THE EXERCISE: Going through the material below, please gather all lines with the word "مولى" in them.

Stored entries
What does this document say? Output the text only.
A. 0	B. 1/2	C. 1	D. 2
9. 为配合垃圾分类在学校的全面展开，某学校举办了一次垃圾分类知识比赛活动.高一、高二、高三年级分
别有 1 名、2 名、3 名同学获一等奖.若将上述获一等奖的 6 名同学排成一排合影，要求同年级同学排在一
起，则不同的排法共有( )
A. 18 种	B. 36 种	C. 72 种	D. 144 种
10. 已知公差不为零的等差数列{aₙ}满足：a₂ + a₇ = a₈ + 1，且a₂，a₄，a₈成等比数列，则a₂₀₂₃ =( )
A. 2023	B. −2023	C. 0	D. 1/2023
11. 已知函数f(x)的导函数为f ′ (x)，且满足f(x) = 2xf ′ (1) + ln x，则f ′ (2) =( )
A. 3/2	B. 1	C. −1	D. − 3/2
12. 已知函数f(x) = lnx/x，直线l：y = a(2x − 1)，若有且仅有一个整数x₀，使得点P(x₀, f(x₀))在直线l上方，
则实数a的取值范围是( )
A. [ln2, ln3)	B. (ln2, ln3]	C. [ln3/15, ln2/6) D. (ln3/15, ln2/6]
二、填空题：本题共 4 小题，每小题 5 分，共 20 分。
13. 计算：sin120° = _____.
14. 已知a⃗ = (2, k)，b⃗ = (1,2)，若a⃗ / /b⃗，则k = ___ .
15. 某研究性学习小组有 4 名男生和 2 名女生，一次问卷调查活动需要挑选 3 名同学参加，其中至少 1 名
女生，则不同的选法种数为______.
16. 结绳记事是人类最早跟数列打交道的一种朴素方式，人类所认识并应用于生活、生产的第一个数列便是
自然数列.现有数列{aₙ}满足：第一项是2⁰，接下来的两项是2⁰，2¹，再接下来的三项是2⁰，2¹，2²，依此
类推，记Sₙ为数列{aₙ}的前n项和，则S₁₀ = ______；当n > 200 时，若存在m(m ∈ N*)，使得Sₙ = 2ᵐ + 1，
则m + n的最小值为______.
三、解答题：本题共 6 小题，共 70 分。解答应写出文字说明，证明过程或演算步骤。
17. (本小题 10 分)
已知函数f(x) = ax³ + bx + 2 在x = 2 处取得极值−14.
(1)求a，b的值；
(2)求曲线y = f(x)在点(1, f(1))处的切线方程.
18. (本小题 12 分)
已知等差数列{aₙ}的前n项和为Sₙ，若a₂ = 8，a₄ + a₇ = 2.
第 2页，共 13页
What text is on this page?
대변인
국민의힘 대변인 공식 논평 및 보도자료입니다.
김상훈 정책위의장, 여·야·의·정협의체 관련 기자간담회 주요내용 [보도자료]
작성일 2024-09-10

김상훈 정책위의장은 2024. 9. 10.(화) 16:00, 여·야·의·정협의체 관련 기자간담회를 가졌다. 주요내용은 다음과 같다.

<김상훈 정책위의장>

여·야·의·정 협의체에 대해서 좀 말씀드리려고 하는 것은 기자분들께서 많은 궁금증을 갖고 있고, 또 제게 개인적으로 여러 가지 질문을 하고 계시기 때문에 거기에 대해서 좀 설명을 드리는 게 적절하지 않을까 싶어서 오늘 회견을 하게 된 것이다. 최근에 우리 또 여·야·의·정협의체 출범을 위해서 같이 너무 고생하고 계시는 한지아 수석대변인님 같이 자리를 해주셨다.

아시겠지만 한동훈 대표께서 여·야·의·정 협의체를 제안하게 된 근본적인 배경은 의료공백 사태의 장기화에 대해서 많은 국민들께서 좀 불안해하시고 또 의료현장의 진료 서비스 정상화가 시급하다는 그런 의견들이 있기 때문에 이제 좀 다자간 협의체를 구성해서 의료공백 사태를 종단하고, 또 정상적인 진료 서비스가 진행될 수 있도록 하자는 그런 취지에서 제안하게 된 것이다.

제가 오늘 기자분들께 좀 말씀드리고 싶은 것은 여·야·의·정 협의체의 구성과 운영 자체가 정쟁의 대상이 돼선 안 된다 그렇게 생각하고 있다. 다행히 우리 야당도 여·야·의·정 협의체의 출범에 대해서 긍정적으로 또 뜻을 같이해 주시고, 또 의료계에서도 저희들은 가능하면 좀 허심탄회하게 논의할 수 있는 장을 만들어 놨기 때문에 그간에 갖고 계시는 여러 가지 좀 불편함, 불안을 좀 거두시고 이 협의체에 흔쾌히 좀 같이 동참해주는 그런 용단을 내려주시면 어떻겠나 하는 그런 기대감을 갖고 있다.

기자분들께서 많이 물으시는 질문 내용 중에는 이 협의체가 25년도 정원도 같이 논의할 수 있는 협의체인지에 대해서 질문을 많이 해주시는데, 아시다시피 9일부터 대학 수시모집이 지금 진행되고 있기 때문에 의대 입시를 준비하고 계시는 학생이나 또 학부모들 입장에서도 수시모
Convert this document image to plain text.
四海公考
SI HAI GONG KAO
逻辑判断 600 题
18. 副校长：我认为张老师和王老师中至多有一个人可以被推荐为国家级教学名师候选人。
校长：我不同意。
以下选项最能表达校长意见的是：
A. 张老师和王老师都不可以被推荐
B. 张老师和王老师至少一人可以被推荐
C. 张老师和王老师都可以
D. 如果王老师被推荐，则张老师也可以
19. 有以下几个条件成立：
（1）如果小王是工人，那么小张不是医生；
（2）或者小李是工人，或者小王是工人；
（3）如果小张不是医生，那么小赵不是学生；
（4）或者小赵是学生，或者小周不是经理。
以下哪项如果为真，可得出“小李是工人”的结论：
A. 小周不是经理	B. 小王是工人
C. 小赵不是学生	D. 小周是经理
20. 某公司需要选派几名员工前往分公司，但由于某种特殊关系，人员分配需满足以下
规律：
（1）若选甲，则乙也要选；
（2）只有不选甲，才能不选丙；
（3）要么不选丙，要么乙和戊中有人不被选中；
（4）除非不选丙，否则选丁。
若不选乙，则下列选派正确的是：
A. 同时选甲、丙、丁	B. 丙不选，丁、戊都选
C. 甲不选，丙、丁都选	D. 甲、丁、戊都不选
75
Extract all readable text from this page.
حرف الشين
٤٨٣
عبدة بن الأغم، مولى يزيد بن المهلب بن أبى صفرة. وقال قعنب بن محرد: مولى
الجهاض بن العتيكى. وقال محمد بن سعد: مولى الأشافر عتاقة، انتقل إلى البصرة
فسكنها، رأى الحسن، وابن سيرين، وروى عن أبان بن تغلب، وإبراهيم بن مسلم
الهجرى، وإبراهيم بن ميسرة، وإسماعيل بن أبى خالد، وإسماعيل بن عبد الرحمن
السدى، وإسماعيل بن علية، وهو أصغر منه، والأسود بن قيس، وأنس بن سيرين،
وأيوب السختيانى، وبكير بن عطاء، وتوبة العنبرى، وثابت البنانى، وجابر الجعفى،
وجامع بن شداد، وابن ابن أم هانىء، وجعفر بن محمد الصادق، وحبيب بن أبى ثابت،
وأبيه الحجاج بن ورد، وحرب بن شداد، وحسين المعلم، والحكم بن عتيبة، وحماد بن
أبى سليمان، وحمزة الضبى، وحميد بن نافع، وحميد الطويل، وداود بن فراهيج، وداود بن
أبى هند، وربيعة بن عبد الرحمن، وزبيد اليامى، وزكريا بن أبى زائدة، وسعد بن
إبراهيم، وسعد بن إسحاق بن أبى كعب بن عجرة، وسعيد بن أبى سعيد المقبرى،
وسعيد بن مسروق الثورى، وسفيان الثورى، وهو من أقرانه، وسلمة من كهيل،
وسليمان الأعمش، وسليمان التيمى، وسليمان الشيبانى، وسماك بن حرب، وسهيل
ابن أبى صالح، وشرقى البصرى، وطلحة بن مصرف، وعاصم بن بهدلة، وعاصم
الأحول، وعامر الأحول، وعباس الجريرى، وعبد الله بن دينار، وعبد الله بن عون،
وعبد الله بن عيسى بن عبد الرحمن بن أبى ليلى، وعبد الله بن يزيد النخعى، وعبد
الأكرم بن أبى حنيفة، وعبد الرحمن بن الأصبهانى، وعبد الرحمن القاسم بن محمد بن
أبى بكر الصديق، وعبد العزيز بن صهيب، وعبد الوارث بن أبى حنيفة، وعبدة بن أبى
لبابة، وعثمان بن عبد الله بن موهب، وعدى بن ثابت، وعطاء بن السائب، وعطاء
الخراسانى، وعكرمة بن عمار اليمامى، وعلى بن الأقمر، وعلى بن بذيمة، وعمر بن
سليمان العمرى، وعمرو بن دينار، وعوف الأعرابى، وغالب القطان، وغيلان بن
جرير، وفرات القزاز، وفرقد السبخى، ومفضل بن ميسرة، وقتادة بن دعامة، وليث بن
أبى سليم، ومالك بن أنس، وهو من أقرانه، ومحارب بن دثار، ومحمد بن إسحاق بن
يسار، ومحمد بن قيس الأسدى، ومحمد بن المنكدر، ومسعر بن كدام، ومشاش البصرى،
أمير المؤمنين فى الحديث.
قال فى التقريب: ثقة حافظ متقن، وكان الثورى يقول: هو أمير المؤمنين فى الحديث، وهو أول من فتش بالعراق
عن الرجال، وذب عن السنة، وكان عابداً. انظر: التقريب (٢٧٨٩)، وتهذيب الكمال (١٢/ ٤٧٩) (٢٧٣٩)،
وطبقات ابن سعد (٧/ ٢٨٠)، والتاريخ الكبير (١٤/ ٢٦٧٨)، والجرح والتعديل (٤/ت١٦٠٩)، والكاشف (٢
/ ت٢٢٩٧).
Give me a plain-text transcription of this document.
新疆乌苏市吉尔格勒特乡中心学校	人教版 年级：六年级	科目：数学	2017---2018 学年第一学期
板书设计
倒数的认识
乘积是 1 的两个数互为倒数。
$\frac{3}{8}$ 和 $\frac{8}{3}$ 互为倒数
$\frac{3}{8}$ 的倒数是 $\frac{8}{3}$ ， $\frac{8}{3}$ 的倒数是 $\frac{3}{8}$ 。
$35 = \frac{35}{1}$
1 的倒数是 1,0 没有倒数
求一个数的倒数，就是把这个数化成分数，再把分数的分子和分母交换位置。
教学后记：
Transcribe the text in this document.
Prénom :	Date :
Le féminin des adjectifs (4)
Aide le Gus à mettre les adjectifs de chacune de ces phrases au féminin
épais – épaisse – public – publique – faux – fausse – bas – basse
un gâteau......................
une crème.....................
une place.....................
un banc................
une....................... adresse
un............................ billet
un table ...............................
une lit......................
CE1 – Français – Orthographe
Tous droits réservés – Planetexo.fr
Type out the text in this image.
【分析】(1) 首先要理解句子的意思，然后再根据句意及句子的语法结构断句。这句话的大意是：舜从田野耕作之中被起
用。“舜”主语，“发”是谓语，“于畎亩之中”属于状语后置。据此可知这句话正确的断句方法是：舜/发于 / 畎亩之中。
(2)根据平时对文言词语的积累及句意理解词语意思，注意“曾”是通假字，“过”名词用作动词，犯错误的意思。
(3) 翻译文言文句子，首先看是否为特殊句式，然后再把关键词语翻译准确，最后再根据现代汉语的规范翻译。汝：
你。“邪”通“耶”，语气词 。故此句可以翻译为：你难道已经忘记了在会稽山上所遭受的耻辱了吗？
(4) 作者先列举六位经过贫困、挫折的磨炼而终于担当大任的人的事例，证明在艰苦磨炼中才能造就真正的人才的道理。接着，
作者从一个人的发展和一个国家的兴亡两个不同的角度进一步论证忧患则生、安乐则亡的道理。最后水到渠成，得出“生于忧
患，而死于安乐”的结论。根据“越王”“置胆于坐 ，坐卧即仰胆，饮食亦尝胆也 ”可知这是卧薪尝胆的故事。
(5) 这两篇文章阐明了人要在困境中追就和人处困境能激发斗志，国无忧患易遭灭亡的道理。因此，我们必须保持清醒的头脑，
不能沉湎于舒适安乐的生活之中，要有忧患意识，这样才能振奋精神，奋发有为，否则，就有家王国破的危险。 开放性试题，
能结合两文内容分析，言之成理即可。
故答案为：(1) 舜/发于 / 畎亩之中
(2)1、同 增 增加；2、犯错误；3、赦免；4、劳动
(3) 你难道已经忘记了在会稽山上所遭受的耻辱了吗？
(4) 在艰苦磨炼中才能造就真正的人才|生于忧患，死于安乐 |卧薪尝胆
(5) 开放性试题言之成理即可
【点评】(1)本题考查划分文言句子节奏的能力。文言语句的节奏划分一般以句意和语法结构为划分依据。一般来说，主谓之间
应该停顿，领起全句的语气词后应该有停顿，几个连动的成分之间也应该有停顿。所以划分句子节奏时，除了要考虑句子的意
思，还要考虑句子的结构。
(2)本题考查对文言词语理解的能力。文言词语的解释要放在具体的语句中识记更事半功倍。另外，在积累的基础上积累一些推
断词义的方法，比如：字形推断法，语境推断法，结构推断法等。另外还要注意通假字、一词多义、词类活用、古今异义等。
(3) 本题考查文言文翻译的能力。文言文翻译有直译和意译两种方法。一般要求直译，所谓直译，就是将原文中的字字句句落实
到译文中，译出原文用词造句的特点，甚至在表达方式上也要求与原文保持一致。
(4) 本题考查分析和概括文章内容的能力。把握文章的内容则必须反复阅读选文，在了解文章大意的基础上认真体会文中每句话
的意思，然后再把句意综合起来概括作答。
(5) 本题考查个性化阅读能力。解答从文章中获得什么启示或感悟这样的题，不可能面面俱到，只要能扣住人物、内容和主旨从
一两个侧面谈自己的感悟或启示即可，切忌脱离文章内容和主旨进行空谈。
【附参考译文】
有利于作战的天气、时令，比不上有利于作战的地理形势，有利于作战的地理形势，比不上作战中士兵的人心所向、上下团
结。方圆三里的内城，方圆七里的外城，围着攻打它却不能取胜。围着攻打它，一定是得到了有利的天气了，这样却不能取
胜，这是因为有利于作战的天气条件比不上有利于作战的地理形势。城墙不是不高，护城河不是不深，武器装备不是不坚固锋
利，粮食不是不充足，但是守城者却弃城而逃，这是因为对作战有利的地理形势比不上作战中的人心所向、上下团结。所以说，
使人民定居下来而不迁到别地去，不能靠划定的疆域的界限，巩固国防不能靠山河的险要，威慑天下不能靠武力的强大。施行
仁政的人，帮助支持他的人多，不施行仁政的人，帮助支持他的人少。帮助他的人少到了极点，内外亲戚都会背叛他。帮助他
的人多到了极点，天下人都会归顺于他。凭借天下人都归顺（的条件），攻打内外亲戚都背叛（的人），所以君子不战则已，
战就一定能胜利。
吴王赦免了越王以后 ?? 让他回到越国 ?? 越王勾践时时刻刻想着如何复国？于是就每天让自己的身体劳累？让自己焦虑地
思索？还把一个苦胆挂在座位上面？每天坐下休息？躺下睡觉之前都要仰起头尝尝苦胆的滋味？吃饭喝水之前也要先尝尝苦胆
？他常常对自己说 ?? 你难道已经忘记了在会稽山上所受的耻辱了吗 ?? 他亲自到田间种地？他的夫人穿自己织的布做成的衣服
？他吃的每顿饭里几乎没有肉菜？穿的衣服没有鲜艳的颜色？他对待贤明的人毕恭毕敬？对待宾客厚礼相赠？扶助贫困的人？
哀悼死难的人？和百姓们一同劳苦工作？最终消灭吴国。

THE SOLUTION:
عبدة بن الأغم، مولى يزيد بن المهلب بن أبى صفرة. وقال قعنب بن محرد: مولى
الجهاض بن العتيكى. وقال محمد بن سعد: مولى الأشافر عتاقة، انتقل إلى البصرة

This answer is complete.